- What you will do
Write out each entry again. Keep every word exactly as it is.
>> begin Provided material
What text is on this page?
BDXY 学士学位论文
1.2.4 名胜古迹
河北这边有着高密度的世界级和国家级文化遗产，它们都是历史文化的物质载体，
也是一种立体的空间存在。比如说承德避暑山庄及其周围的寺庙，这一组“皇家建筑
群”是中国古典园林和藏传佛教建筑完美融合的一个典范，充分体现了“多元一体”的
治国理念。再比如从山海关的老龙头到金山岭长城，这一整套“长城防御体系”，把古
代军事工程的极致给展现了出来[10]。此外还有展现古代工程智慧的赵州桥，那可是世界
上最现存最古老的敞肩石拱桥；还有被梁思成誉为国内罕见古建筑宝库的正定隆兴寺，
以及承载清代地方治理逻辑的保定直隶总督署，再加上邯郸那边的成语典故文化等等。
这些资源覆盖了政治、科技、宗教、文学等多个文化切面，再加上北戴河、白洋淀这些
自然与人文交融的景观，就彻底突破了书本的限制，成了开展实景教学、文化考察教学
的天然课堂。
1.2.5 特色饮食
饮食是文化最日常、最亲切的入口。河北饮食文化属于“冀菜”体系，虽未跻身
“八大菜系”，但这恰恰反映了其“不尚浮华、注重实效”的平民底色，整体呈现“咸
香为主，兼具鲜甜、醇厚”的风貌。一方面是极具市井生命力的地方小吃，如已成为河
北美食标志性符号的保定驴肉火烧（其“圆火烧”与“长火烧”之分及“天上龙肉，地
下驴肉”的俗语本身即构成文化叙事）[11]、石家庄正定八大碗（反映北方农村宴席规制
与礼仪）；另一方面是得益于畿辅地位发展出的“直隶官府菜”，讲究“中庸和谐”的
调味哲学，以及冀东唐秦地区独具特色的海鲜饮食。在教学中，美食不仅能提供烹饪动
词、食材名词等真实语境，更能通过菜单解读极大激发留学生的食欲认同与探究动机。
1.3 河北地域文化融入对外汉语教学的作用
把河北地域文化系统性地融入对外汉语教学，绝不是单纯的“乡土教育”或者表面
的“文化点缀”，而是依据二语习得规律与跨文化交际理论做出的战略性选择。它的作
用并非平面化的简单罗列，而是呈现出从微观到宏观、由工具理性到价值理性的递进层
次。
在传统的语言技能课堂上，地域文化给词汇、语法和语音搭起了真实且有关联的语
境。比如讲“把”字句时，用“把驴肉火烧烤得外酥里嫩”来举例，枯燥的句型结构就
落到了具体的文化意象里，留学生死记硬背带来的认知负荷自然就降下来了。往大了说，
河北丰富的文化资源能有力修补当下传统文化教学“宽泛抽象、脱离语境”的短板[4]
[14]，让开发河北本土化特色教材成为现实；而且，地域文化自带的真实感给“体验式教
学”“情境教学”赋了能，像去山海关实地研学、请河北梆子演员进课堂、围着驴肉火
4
>> end Provided material
- Result of this task
What text is on this page?
BDXY 学士学位论文
1.2.4 名胜古迹
河北这边有着高密度的世界级和国家级文化遗产，它们都是历史文化的物质载体，
也是一种立体的空间存在。比如说承德避暑山庄及其周围的寺庙，这一组“皇家建筑
群”是中国古典园林和藏传佛教建筑完美融合的一个典范，充分体现了“多元一体”的
治国理念。再比如从山海关的老龙头到金山岭长城，这一整套“长城防御体系”，把古
代军事工程的极致给展现了出来[10]。此外还有展现古代工程智慧的赵州桥，那可是世界
上最现存最古老的敞肩石拱桥；还有被梁思成誉为国内罕见古建筑宝库的正定隆兴寺，
以及承载清代地方治理逻辑的保定直隶总督署，再加上邯郸那边的成语典故文化等等。
这些资源覆盖了政治、科技、宗教、文学等多个文化切面，再加上北戴河、白洋淀这些
自然与人文交融的景观，就彻底突破了书本的限制，成了开展实景教学、文化考察教学
的天然课堂。
1.2.5 特色饮食
饮食是文化最日常、最亲切的入口。河北饮食文化属于“冀菜”体系，虽未跻身
“八大菜系”，但这恰恰反映了其“不尚浮华、注重实效”的平民底色，整体呈现“咸
香为主，兼具鲜甜、醇厚”的风貌。一方面是极具市井生命力的地方小吃，如已成为河
北美食标志性符号的保定驴肉火烧（其“圆火烧”与“长火烧”之分及“天上龙肉，地
下驴肉”的俗语本身即构成文化叙事）[11]、石家庄正定八大碗（反映北方农村宴席规制
与礼仪）；另一方面是得益于畿辅地位发展出的“直隶官府菜”，讲究“中庸和谐”的
调味哲学，以及冀东唐秦地区独具特色的海鲜饮食。在教学中，美食不仅能提供烹饪动
词、食材名词等真实语境，更能通过菜单解读极大激发留学生的食欲认同与探究动机。
1.3 河北地域文化融入对外汉语教学的作用
把河北地域文化系统性地融入对外汉语教学，绝不是单纯的“乡土教育”或者表面
的“文化点缀”，而是依据二语习得规律与跨文化交际理论做出的战略性选择。它的作
用并非平面化的简单罗列，而是呈现出从微观到宏观、由工具理性到价值理性的递进层
次。
在传统的语言技能课堂上，地域文化给词汇、语法和语音搭起了真实且有关联的语
境。比如讲“把”字句时，用“把驴肉火烧烤得外酥里嫩”来举例，枯燥的句型结构就
落到了具体的文化意象里，留学生死记硬背带来的认知负荷自然就降下来了。往大了说，
河北丰富的文化资源能有力修补当下传统文化教学“宽泛抽象、脱离语境”的短板[4]
[14]，让开发河北本土化特色教材成为现实；而且，地域文化自带的真实感给“体验式教
学”“情境教学”赋了能，像去山海关实地研学、请河北梆子演员进课堂、围着驴肉火
4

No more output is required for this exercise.